Provided material

'''

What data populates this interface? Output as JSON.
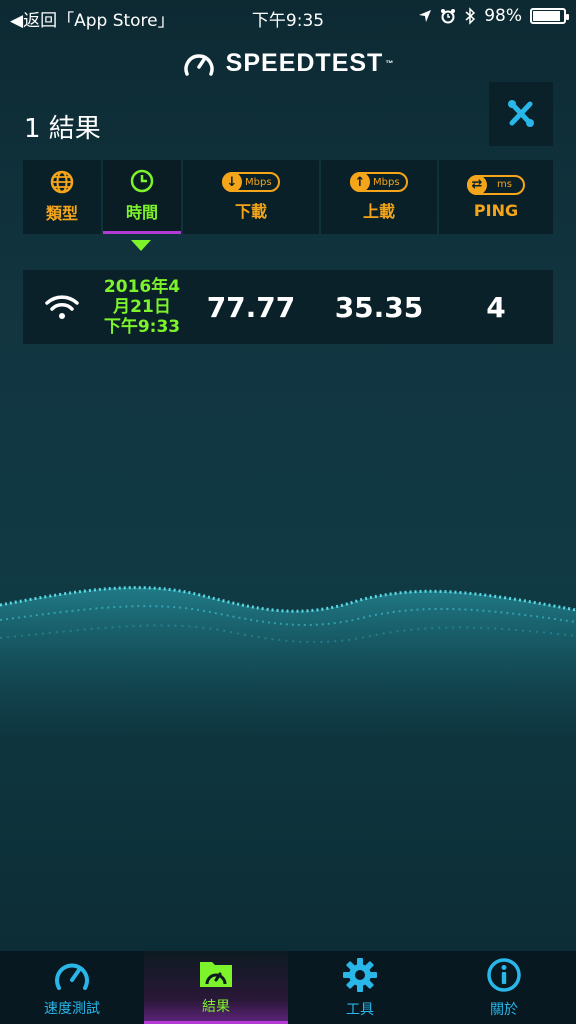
{
  "status_bar": {
    "back_label": "◀︎返回「App Store」",
    "time": "下午9:35",
    "battery": "98%",
    "battery_level": 0.98
  },
  "header": {
    "brand": "SPEEDTEST",
    "trademark": "™",
    "result_count": "1 結果",
    "tools_button_icon": "wrench-screwdriver-icon"
  },
  "sort_columns": [
    {
      "label": "類型",
      "icon": "globe-icon",
      "unit": ""
    },
    {
      "label": "時間",
      "icon": "clock-icon",
      "unit": ""
    },
    {
      "label": "下載",
      "icon": "download-arrow-icon",
      "unit": "Mbps"
    },
    {
      "label": "上載",
      "icon": "upload-arrow-icon",
      "unit": "Mbps"
    },
    {
      "label": "PING",
      "icon": "ping-arrows-icon",
      "unit": "ms"
    }
  ],
  "result": {
    "type_icon": "wifi-icon",
    "date_line1": "2016年4",
    "date_line2": "月21日",
    "date_line3": "下午9:33",
    "download": "77.77",
    "upload": "35.35",
    "ping": "4"
  },
  "tabs": [
    {
      "label": "速度測試",
      "icon": "speedometer-icon"
    },
    {
      "label": "結果",
      "icon": "results-folder-icon"
    },
    {
      "label": "工具",
      "icon": "gear-icon"
    },
    {
      "label": "關於",
      "icon": "info-icon"
    }
  ],
  "colors": {
    "accent_green": "#7cf32a",
    "accent_orange": "#f5a519",
    "accent_blue": "#29b6e9",
    "active_purple": "#b23bd6"
  }
}
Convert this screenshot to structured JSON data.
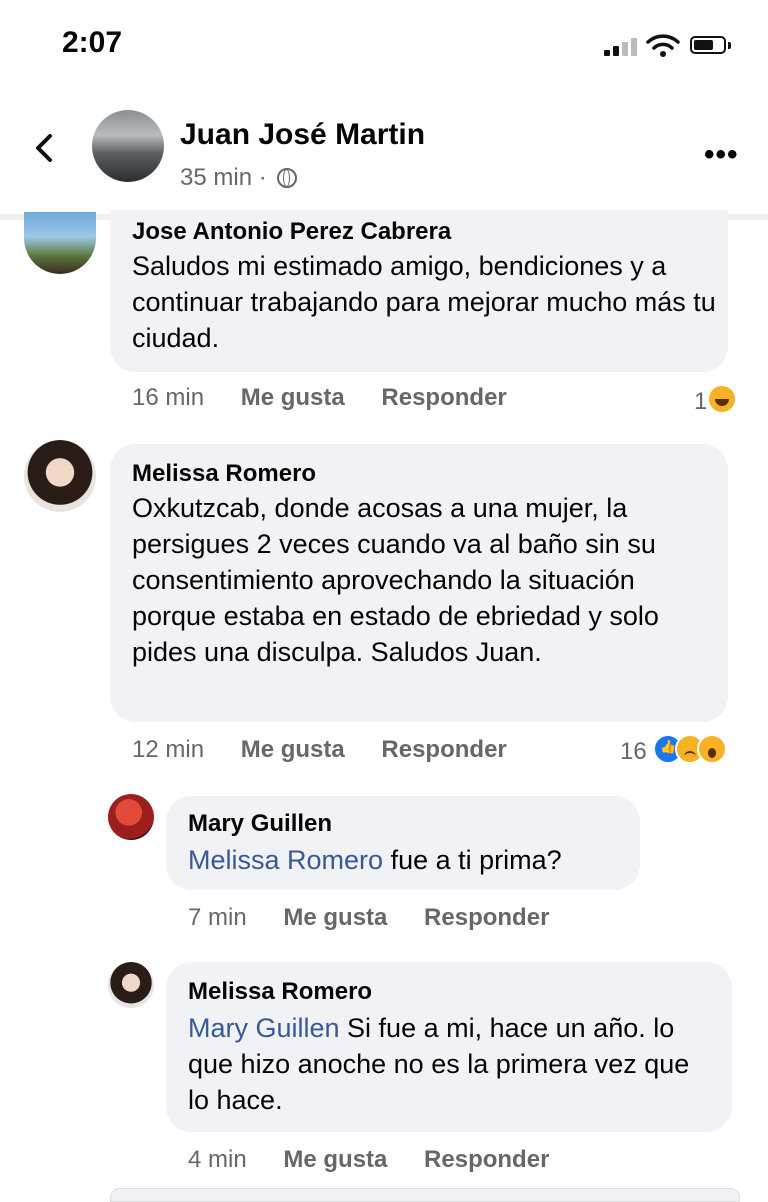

'''

Problem to work on
Take the data above and repeat it exactly, leaving each picture out.

Result of the exercise
What data populates this interface? Output as JSON.
{
  "status_bar": {
    "back_label": "◀︎返回「App Store」",
    "time": "下午9:35",
    "battery": "98%",
    "battery_level": 0.98
  },
  "header": {
    "brand": "SPEEDTEST",
    "trademark": "™",
    "result_count": "1 結果",
    "tools_button_icon": "wrench-screwdriver-icon"
  },
  "sort_columns": [
    {
      "label": "類型",
      "icon": "globe-icon",
      "unit": ""
    },
    {
      "label": "時間",
      "icon": "clock-icon",
      "unit": ""
    },
    {
      "label": "下載",
      "icon": "download-arrow-icon",
      "unit": "Mbps"
    },
    {
      "label": "上載",
      "icon": "upload-arrow-icon",
      "unit": "Mbps"
    },
    {
      "label": "PING",
      "icon": "ping-arrows-icon",
      "unit": "ms"
    }
  ],
  "result": {
    "type_icon": "wifi-icon",
    "date_line1": "2016年4",
    "date_line2": "月21日",
    "date_line3": "下午9:33",
    "download": "77.77",
    "upload": "35.35",
    "ping": "4"
  },
  "tabs": [
    {
      "label": "速度測試",
      "icon": "speedometer-icon"
    },
    {
      "label": "結果",
      "icon": "results-folder-icon"
    },
    {
      "label": "工具",
      "icon": "gear-icon"
    },
    {
      "label": "關於",
      "icon": "info-icon"
    }
  ],
  "colors": {
    "accent_green": "#7cf32a",
    "accent_orange": "#f5a519",
    "accent_blue": "#29b6e9",
    "active_purple": "#b23bd6"
  }
}
Convert this screenshot to structured JSON data.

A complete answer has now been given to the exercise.